---- Brano

Col tempo la fama di Francesco crebbe enormemente e crebbe notevolmente anche la schiera dei frati francescani. Nel 1217 Francesco presiedette il primo dei capitoli generali dell’Ordine, che si tenne alla Porziuncola: questi sorsero con l’esigenza di impostare la vita comunitaria, di organizzare l’attività di preghiera, di rinsaldare l’unità interna ed esterna, di decidere nuove missioni, e si tenevano ogni due anni. Con il primo fu organizzata la grande espansione dell’ordine in Italia e furono inviate missioni in Germania, Francia e Spagna.

Nel 1219, si recò ad Ancona per imbarcarsi per l’Egitto e la Palestina, dove da due anni era in corso la quinta crociata. Durante questo viaggio, in occasione dell’assedio crociato alla città egiziana di Damietta, insieme a frate Illuminato ottenne dal legato pontificio (il benedettino portoghese Pelagio Galvani, cardinale vescovo di Albano), il permesso di poter passare nel campo saraceno ed incontrare, disarmati, a loro rischio e responsabilità, lo stesso sultano ayyubide al-Malik al-Kāmil, nipote di Saladino. Lo scopo dell’incontro era quello di potergli predicare il vangelo, al fine di convertire il sultano e i suoi soldati, e quindi mettere fine alle ostilità.

--------
---- Record elencati

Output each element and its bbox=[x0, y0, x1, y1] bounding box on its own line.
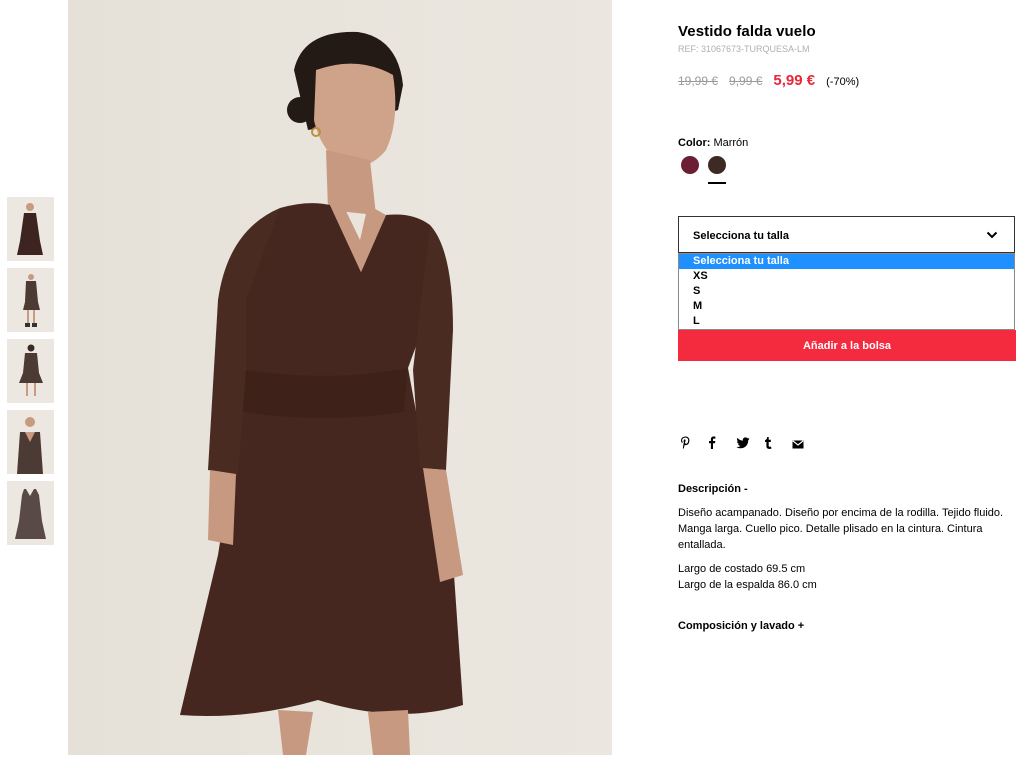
pinterest-icon[interactable] bbox=[680, 436, 708, 452]
thumbnail-5[interactable] bbox=[7, 481, 54, 545]
discount-badge: (-70%) bbox=[826, 76, 860, 88]
thumbnail-2[interactable] bbox=[7, 268, 54, 332]
composition-heading[interactable]: Composición y lavado + bbox=[678, 620, 804, 632]
thumbnail-1[interactable] bbox=[7, 197, 54, 261]
description-text: Diseño acampanado. Diseño por encima de … bbox=[678, 507, 1004, 551]
twitter-icon[interactable] bbox=[736, 436, 764, 452]
chevron-down-icon bbox=[986, 231, 998, 239]
product-title: Vestido falda vuelo bbox=[678, 23, 816, 40]
size-option-xs[interactable]: XS bbox=[679, 269, 1014, 284]
tumblr-icon[interactable] bbox=[764, 436, 792, 452]
size-option-l[interactable]: L bbox=[679, 314, 1014, 329]
add-to-bag-button[interactable]: Añadir a la bolsa bbox=[678, 330, 1016, 361]
color-swatch-burgundy[interactable] bbox=[681, 156, 699, 174]
price-row: 19,99 € 9,99 € 5,99 € (-70%) bbox=[678, 72, 859, 89]
product-main-image bbox=[68, 0, 612, 755]
size-select-value: Selecciona tu talla bbox=[693, 230, 789, 242]
description-heading[interactable]: Descripción - bbox=[678, 483, 748, 495]
color-value: Marrón bbox=[713, 137, 749, 149]
size-option-placeholder[interactable]: Selecciona tu talla bbox=[679, 254, 1014, 269]
share-icons bbox=[680, 436, 820, 452]
color-label-row: Color: Marrón bbox=[678, 137, 748, 149]
email-icon[interactable] bbox=[792, 437, 820, 452]
thumbnail-3[interactable] bbox=[7, 339, 54, 403]
thumbnail-4[interactable] bbox=[7, 410, 54, 474]
size-select[interactable]: Selecciona tu talla bbox=[678, 216, 1015, 253]
color-label: Color: bbox=[678, 137, 711, 149]
facebook-icon[interactable] bbox=[708, 436, 736, 452]
product-reference: REF: 31067673-TURQUESA-LM bbox=[678, 44, 810, 54]
color-swatches bbox=[681, 156, 735, 184]
measurements: Largo de costado 69.5 cm Largo de la esp… bbox=[678, 561, 817, 593]
color-swatch-brown[interactable] bbox=[708, 156, 726, 184]
original-price: 19,99 € bbox=[678, 74, 719, 88]
back-length: Largo de la espalda 86.0 cm bbox=[678, 579, 817, 591]
size-option-m[interactable]: M bbox=[679, 299, 1014, 314]
size-option-s[interactable]: S bbox=[679, 284, 1014, 299]
side-length: Largo de costado 69.5 cm bbox=[678, 563, 806, 575]
previous-price: 9,99 € bbox=[729, 74, 763, 88]
thumbnail-list bbox=[7, 197, 54, 552]
sale-price: 5,99 € bbox=[773, 72, 816, 89]
size-dropdown-list: Selecciona tu talla XS S M L bbox=[678, 253, 1015, 330]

--------

▸ **Consegne**
a - Secondo il brano su Francesco, dove si tenne il primo capitolo generale dell'Ordine?
b - Restituisci, dal brano su Francesco, il tratto che va da "Nel 1219, si" fino a "fine alle ostilità." compreso.
c - Scrivi il seguito del brano su Francesco, riprendendo dopo la sua ultima frase.

▸ **Risposte**
a - Alla Porziuncola.

b -
Nel 1219, si recò ad Ancona per imbarcarsi per l’Egitto e la Palestina, dove da due anni era in corso la quinta crociata. Durante questo viaggio, in occasione dell’assedio crociato alla città egiziana di Damietta, insieme a frate Illuminato ottenne dal legato pontificio (il benedettino portoghese Pelagio Galvani, cardinale vescovo di Albano), il permesso di poter passare nel campo saraceno ed incontrare, disarmati, a loro rischio e responsabilità, lo stesso sultano ayyubide al-Malik al-Kāmil, nipote di Saladino. Lo scopo dell’incontro era quello di potergli predicare il vangelo, al fine di convertire il sultano e i suoi soldati, e quindi mettere fine alle ostilità.

c -
L’interpretazione del rapporto tra Francesco e l’Islam, e le crociate non è facile ed è ancora oggetto di discussione in quanto c’è contrapposizione tra chi vede la sua azione come un sostegno alle crociate o, al contrario, come una loro sconfessione. La narrazione dell’incontro ci è pervenuta, oltre che tramite le opere di biografi francescani, anche attraverso altre testimonianze non tardive, sia cristiane sia arabe. La versione fornitaci da San Bonaventura cita maltrattamenti subiti ad opera dei soldati. Tuttavia poté incontrare il sultano a cui annunciò la fede cristiana (Leggenda Maior, IX,8).  Nel racconto di Tommaso da Celano, Francesco suscitò profonda ammirazione nel sultano, che lo trattò con rispetto e gli offrì numerose ricchezze. Secondo la narrazione agiografica, Francesco subì anche la prova del fuoco, raffigurata in numerosi cicli dipinti.

      L’esperienza del viaggio in terra mussulmana fu poi recepita nella Regola non bollata, nel capitolo XVI (“Di coloro che vanno tra i saraceni e gli altri infedeli”) nella quale Francesco presenta la missione come alternativa all’inutile violenza delle crociate, nello stile della mitezza e della testimonianza cristiana. La crociata era vista come “un viaggio armato, un pellegrinaggio armato” per riaprire i luoghi santi alla cristianità.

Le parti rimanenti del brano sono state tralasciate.